[Records from a collection of figures]
** Begin **
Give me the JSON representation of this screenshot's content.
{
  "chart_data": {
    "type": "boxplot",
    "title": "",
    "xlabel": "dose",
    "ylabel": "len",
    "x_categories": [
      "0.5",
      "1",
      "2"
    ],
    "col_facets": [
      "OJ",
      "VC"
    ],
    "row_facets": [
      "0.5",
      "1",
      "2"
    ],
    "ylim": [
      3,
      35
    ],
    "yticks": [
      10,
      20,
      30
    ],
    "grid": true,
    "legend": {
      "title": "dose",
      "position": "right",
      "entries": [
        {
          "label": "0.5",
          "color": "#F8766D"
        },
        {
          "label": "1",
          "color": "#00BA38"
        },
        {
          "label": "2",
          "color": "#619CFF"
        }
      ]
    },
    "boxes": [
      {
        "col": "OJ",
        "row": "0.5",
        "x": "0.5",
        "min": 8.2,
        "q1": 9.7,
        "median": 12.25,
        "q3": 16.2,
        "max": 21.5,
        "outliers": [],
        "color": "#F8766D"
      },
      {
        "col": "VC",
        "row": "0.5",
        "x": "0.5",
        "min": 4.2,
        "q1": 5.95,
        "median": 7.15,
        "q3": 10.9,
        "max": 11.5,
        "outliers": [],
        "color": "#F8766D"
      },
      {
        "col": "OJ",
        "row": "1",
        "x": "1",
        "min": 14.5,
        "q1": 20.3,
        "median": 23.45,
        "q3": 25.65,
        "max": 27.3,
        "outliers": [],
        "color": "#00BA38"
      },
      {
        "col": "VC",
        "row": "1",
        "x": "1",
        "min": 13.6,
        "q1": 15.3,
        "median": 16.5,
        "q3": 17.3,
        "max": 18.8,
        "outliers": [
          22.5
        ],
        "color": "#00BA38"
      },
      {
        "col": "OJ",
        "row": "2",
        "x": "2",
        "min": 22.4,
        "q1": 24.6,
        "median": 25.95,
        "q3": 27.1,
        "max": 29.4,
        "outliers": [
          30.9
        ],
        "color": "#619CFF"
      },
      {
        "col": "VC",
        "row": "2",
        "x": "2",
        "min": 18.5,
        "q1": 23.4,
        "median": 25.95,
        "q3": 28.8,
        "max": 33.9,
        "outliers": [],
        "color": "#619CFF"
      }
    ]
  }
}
** End **
## TASK PROMPT
Quote all of the entries exactly as they appear.

## RESULT FOR THIS TASK
Give me the JSON representation of this screenshot's content.
{
  "chart_data": {
    "type": "boxplot",
    "title": "",
    "xlabel": "dose",
    "ylabel": "len",
    "x_categories": [
      "0.5",
      "1",
      "2"
    ],
    "col_facets": [
      "OJ",
      "VC"
    ],
    "row_facets": [
      "0.5",
      "1",
      "2"
    ],
    "ylim": [
      3,
      35
    ],
    "yticks": [
      10,
      20,
      30
    ],
    "grid": true,
    "legend": {
      "title": "dose",
      "position": "right",
      "entries": [
        {
          "label": "0.5",
          "color": "#F8766D"
        },
        {
          "label": "1",
          "color": "#00BA38"
        },
        {
          "label": "2",
          "color": "#619CFF"
        }
      ]
    },
    "boxes": [
      {
        "col": "OJ",
        "row": "0.5",
        "x": "0.5",
        "min": 8.2,
        "q1": 9.7,
        "median": 12.25,
        "q3": 16.2,
        "max": 21.5,
        "outliers": [],
        "color": "#F8766D"
      },
      {
        "col": "VC",
        "row": "0.5",
        "x": "0.5",
        "min": 4.2,
        "q1": 5.95,
        "median": 7.15,
        "q3": 10.9,
        "max": 11.5,
        "outliers": [],
        "color": "#F8766D"
      },
      {
        "col": "OJ",
        "row": "1",
        "x": "1",
        "min": 14.5,
        "q1": 20.3,
        "median": 23.45,
        "q3": 25.65,
        "max": 27.3,
        "outliers": [],
        "color": "#00BA38"
      },
      {
        "col": "VC",
        "row": "1",
        "x": "1",
        "min": 13.6,
        "q1": 15.3,
        "median": 16.5,
        "q3": 17.3,
        "max": 18.8,
        "outliers": [
          22.5
        ],
        "color": "#00BA38"
      },
      {
        "col": "OJ",
        "row": "2",
        "x": "2",
        "min": 22.4,
        "q1": 24.6,
        "median": 25.95,
        "q3": 27.1,
        "max": 29.4,
        "outliers": [
          30.9
        ],
        "color": "#619CFF"
      },
      {
        "col": "VC",
        "row": "2",
        "x": "2",
        "min": 18.5,
        "q1": 23.4,
        "median": 25.95,
        "q3": 28.8,
        "max": 33.9,
        "outliers": [],
        "color": "#619CFF"
      }
    ]
  }
}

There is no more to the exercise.